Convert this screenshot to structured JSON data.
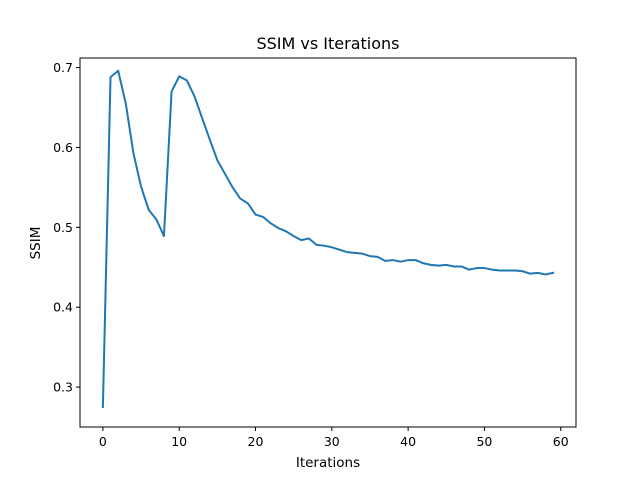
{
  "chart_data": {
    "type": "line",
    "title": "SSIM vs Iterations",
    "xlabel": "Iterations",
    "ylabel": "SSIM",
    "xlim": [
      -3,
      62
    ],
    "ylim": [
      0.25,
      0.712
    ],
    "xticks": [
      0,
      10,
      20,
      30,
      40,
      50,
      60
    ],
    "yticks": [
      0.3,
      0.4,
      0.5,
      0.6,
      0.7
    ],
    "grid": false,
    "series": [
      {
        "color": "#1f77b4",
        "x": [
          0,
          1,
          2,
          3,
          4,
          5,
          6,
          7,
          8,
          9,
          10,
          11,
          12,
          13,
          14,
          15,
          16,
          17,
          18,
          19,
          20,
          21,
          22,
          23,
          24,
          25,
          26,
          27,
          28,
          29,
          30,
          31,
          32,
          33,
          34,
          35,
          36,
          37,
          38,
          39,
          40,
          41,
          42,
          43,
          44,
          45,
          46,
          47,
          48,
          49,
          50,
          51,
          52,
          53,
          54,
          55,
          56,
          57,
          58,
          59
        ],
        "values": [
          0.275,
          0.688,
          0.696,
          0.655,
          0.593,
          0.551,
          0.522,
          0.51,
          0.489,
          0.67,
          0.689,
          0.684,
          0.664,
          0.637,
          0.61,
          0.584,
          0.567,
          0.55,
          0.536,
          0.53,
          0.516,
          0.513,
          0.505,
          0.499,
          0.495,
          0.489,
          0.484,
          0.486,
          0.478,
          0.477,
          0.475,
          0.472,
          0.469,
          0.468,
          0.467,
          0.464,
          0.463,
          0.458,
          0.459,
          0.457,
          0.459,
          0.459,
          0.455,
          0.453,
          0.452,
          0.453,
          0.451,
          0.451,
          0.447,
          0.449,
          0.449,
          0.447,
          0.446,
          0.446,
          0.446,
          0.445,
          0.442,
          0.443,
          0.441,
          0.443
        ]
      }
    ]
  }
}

..........

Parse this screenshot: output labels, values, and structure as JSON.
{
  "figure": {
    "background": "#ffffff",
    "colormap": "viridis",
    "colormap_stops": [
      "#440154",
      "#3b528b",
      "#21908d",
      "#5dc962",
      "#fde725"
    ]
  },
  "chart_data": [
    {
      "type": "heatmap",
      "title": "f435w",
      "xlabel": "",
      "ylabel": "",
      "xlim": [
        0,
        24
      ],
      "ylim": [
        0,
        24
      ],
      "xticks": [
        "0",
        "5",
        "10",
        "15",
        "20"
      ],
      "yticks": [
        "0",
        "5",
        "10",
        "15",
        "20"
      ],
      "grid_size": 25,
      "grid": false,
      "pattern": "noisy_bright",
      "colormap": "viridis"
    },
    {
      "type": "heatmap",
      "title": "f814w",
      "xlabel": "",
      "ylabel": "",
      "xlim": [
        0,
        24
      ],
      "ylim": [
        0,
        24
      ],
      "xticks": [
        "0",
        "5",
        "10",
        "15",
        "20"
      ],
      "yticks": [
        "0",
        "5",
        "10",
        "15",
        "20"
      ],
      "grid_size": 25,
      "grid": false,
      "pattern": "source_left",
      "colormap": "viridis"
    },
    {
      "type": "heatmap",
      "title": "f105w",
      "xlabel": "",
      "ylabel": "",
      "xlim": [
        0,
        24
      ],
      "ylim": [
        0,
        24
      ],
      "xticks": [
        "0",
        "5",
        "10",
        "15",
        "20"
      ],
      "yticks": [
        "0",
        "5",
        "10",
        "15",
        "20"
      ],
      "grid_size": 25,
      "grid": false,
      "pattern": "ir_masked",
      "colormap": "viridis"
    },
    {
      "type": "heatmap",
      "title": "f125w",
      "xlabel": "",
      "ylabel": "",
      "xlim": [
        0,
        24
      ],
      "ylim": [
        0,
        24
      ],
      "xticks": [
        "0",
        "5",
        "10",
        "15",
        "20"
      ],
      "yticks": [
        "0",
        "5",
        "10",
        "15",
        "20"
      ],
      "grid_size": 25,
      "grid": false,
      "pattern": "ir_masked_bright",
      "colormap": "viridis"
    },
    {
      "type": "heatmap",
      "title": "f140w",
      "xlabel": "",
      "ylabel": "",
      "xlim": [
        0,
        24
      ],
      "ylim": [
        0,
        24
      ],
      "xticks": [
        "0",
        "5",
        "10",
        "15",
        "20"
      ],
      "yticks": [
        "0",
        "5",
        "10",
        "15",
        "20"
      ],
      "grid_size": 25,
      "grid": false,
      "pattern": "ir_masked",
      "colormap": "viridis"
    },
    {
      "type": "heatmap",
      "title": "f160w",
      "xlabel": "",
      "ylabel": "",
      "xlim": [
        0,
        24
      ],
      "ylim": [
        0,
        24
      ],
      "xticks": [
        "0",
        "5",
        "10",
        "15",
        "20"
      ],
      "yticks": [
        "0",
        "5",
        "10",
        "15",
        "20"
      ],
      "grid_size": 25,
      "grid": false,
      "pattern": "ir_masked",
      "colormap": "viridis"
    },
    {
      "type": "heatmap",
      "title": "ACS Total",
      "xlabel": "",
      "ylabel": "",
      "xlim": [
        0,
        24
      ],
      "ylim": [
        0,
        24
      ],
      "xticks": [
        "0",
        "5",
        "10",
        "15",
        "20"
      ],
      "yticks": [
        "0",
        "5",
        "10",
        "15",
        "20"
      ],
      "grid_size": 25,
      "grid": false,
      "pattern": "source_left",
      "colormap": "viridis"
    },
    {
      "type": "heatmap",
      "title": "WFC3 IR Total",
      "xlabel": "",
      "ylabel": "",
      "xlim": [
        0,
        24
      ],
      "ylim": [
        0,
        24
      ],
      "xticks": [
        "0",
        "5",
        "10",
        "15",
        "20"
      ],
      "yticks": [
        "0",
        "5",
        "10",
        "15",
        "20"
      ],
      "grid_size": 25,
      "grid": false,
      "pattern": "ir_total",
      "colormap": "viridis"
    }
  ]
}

..........

WORK TO COMPLETE: Pick out the lines containing the word "JSON" and show them.

FINISHED TASK:
Convert this screenshot to structured JSON data.
Parse this screenshot: output labels, values, and structure as JSON.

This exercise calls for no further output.